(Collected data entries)
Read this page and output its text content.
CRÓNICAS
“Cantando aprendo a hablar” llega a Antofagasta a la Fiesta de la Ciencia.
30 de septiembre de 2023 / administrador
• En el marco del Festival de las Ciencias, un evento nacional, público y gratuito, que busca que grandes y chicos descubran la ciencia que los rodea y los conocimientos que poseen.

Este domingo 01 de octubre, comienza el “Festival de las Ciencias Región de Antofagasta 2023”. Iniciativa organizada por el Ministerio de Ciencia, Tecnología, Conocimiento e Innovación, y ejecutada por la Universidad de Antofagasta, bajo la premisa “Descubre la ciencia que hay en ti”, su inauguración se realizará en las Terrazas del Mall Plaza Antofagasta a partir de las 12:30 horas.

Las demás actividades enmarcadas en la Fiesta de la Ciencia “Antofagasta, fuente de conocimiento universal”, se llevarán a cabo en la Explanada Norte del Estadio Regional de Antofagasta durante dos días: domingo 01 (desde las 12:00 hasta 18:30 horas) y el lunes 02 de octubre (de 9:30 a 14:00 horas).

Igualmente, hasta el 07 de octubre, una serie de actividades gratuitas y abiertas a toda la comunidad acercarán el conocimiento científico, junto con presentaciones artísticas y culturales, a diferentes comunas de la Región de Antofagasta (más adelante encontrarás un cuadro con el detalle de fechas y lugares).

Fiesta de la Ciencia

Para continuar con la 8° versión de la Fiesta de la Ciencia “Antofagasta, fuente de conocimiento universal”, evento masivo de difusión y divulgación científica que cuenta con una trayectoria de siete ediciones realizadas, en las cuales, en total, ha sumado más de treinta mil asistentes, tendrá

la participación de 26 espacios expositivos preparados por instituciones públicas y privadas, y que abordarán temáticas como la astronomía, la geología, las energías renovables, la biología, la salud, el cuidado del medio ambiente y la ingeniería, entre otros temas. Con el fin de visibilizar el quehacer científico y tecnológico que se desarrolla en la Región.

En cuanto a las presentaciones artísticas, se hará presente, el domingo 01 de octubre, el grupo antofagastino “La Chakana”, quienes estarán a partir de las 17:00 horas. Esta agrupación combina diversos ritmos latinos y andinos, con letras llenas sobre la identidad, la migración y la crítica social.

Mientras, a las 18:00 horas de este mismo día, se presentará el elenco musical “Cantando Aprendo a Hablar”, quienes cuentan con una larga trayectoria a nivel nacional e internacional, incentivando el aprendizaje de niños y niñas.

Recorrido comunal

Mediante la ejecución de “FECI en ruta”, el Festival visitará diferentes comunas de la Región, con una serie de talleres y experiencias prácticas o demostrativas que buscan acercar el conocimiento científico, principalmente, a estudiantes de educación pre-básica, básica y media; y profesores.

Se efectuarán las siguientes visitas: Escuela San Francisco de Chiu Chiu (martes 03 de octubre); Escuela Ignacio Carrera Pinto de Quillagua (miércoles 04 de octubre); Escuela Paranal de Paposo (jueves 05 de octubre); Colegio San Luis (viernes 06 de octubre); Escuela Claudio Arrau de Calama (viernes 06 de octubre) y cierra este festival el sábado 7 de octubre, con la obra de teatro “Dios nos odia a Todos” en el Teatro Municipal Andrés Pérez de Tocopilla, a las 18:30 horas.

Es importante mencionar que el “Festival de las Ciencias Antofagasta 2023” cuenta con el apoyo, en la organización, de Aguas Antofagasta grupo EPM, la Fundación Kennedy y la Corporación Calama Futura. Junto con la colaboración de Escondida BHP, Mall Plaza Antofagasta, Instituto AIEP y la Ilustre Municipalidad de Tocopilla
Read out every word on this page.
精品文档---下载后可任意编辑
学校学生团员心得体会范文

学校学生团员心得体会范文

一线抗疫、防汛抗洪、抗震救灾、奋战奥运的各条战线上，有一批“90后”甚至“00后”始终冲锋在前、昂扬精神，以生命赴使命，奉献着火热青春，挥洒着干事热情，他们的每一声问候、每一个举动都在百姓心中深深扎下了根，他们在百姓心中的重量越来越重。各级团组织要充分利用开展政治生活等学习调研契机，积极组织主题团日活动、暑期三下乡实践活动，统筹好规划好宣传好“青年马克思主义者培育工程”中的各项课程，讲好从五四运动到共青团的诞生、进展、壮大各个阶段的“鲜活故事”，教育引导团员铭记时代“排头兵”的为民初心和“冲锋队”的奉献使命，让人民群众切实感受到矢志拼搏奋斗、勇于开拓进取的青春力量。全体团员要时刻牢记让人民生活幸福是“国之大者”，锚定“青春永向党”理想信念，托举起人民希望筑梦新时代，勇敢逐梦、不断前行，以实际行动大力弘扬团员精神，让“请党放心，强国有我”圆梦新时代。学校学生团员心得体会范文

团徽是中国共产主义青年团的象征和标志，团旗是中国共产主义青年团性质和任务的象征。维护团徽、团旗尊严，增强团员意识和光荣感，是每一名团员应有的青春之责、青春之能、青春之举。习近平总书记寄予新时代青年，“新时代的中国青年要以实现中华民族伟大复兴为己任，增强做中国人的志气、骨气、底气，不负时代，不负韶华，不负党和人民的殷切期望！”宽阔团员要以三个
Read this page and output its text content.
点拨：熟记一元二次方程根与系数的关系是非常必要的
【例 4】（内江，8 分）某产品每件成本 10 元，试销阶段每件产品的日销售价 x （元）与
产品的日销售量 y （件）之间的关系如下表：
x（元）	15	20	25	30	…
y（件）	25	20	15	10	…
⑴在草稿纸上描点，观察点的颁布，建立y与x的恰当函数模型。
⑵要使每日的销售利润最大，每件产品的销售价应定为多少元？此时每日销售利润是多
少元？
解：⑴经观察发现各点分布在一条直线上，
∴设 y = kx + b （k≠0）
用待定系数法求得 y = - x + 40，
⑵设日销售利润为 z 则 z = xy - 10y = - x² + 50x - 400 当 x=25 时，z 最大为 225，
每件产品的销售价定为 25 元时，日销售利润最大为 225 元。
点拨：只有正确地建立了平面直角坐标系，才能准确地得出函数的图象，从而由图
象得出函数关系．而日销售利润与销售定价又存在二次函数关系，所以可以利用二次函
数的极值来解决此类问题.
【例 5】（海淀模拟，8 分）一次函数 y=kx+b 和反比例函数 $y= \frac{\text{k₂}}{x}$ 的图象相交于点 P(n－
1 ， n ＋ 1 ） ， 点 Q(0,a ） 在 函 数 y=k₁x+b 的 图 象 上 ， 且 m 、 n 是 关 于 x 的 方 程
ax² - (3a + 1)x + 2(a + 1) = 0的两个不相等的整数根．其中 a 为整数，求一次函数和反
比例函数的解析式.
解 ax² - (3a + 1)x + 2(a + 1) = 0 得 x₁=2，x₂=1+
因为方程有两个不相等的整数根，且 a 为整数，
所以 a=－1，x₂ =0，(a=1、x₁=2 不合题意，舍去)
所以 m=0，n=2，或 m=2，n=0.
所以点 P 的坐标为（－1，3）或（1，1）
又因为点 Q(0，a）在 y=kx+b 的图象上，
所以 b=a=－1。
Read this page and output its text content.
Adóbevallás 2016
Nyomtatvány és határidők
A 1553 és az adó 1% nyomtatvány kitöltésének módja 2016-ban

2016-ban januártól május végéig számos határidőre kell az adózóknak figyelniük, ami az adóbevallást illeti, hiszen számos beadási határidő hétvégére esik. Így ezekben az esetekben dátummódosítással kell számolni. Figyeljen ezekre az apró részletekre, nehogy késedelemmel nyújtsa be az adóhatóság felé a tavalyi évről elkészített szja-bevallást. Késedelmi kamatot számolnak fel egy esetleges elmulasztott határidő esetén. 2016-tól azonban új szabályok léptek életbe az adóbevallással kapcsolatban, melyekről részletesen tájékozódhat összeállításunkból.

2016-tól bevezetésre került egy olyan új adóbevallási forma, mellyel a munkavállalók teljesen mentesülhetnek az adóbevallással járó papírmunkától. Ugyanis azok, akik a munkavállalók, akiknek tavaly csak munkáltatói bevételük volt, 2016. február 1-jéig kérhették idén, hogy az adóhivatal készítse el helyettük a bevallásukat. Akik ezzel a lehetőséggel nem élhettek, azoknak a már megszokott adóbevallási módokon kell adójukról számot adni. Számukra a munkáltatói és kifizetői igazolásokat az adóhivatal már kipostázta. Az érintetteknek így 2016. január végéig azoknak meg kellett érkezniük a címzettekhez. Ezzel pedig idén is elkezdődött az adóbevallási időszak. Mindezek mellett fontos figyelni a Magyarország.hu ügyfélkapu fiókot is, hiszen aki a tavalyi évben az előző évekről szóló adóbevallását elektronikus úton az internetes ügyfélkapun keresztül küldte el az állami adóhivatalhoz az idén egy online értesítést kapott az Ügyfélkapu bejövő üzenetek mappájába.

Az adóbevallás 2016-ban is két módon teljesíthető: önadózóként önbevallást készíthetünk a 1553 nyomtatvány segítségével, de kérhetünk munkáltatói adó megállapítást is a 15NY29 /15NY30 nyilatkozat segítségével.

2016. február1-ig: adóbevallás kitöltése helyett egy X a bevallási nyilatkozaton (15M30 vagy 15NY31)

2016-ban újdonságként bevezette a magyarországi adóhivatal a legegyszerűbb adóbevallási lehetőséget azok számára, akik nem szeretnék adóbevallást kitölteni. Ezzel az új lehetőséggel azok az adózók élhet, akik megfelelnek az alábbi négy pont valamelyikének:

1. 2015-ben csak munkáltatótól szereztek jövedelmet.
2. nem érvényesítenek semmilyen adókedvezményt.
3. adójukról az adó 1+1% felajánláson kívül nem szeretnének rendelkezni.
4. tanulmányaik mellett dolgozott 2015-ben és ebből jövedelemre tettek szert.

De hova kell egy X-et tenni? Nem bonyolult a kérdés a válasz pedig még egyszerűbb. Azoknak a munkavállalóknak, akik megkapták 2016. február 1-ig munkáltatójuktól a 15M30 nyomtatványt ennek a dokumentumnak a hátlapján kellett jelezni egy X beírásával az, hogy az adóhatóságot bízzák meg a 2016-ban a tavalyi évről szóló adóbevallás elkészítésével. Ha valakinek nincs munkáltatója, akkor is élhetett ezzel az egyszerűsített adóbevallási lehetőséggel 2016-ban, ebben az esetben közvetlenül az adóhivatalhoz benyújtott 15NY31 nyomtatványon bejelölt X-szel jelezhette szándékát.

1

* WHAT TO DO *
Show the lines of the records that include the string "hasta".

* COMPLETE ANSWER *
Las demás actividades enmarcadas en la Fiesta de la Ciencia “Antofagasta, fuente de conocimiento universal”, se llevarán a cabo en la Explanada Norte del Estadio Regional de Antofagasta durante dos días: domingo 01 (desde las 12:00 hasta 18:30 horas) y el lunes 02 de octubre (de 9:30 a 14:00 horas).
Igualmente, hasta el 07 de octubre, una serie de actividades gratuitas y abiertas a toda la comunidad acercarán el conocimiento científico, junto con presentaciones artísticas y culturales, a diferentes comunas de la Región de Antofagasta (más adelante encontrarás un cuadro con el detalle de fechas y lugares).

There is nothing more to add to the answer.